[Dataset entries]

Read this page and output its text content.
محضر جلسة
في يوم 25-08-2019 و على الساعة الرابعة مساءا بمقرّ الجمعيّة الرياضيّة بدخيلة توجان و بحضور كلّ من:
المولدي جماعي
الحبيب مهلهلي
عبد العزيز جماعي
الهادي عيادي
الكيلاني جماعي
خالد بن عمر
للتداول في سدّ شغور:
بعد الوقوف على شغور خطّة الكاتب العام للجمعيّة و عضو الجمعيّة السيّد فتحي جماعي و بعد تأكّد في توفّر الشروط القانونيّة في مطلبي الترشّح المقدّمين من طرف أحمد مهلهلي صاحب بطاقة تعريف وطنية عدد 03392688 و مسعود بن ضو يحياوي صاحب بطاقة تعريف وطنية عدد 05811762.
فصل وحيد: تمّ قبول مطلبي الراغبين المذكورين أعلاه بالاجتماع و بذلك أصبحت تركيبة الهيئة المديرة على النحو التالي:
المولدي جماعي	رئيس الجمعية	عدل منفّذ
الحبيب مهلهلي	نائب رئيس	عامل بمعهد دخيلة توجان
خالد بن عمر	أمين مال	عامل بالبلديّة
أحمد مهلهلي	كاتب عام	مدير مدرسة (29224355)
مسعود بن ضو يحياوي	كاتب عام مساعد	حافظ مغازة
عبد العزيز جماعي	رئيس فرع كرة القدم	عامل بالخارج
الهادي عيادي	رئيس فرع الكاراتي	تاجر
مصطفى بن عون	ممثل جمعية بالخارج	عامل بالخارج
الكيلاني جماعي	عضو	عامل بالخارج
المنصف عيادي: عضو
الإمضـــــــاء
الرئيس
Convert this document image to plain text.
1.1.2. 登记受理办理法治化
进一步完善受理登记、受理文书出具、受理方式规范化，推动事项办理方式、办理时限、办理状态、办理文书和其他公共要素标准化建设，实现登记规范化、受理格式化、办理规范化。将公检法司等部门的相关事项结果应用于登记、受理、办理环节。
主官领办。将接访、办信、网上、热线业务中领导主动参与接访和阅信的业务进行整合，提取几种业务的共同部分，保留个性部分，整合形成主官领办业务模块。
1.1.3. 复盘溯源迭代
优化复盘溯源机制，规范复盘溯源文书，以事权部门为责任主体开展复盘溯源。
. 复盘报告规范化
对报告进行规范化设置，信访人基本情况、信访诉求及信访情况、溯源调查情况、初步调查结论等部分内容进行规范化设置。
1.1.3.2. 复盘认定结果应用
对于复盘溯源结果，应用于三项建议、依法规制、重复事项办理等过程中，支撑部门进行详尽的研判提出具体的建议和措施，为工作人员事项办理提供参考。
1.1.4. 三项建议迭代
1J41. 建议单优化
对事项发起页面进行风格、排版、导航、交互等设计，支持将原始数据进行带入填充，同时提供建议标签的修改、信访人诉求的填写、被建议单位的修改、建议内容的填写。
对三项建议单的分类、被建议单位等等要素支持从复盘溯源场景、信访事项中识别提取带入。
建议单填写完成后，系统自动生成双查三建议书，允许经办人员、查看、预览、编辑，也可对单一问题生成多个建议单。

Written exercise:
Using the entries above, please restate each one word for word.

Output of the exercise:
Read this page and output its text content.
محضر جلسة
في يوم 25-08-2019 و على الساعة الرابعة مساءا بمقرّ الجمعيّة الرياضيّة بدخيلة توجان و بحضور كلّ من:
المولدي جماعي
الحبيب مهلهلي
عبد العزيز جماعي
الهادي عيادي
الكيلاني جماعي
خالد بن عمر
للتداول في سدّ شغور:
بعد الوقوف على شغور خطّة الكاتب العام للجمعيّة و عضو الجمعيّة السيّد فتحي جماعي و بعد تأكّد في توفّر الشروط القانونيّة في مطلبي الترشّح المقدّمين من طرف أحمد مهلهلي صاحب بطاقة تعريف وطنية عدد 03392688 و مسعود بن ضو يحياوي صاحب بطاقة تعريف وطنية عدد 05811762.
فصل وحيد: تمّ قبول مطلبي الراغبين المذكورين أعلاه بالاجتماع و بذلك أصبحت تركيبة الهيئة المديرة على النحو التالي:
المولدي جماعي	رئيس الجمعية	عدل منفّذ
الحبيب مهلهلي	نائب رئيس	عامل بمعهد دخيلة توجان
خالد بن عمر	أمين مال	عامل بالبلديّة
أحمد مهلهلي	كاتب عام	مدير مدرسة (29224355)
مسعود بن ضو يحياوي	كاتب عام مساعد	حافظ مغازة
عبد العزيز جماعي	رئيس فرع كرة القدم	عامل بالخارج
الهادي عيادي	رئيس فرع الكاراتي	تاجر
مصطفى بن عون	ممثل جمعية بالخارج	عامل بالخارج
الكيلاني جماعي	عضو	عامل بالخارج
المنصف عيادي: عضو
الإمضـــــــاء
الرئيس
Convert this document image to plain text.
1.1.2. 登记受理办理法治化
进一步完善受理登记、受理文书出具、受理方式规范化，推动事项办理方式、办理时限、办理状态、办理文书和其他公共要素标准化建设，实现登记规范化、受理格式化、办理规范化。将公检法司等部门的相关事项结果应用于登记、受理、办理环节。
主官领办。将接访、办信、网上、热线业务中领导主动参与接访和阅信的业务进行整合，提取几种业务的共同部分，保留个性部分，整合形成主官领办业务模块。
1.1.3. 复盘溯源迭代
优化复盘溯源机制，规范复盘溯源文书，以事权部门为责任主体开展复盘溯源。
. 复盘报告规范化
对报告进行规范化设置，信访人基本情况、信访诉求及信访情况、溯源调查情况、初步调查结论等部分内容进行规范化设置。
1.1.3.2. 复盘认定结果应用
对于复盘溯源结果，应用于三项建议、依法规制、重复事项办理等过程中，支撑部门进行详尽的研判提出具体的建议和措施，为工作人员事项办理提供参考。
1.1.4. 三项建议迭代
1J41. 建议单优化
对事项发起页面进行风格、排版、导航、交互等设计，支持将原始数据进行带入填充，同时提供建议标签的修改、信访人诉求的填写、被建议单位的修改、建议内容的填写。
对三项建议单的分类、被建议单位等等要素支持从复盘溯源场景、信访事项中识别提取带入。
建议单填写完成后，系统自动生成双查三建议书，允许经办人员、查看、预览、编辑，也可对单一问题生成多个建议单。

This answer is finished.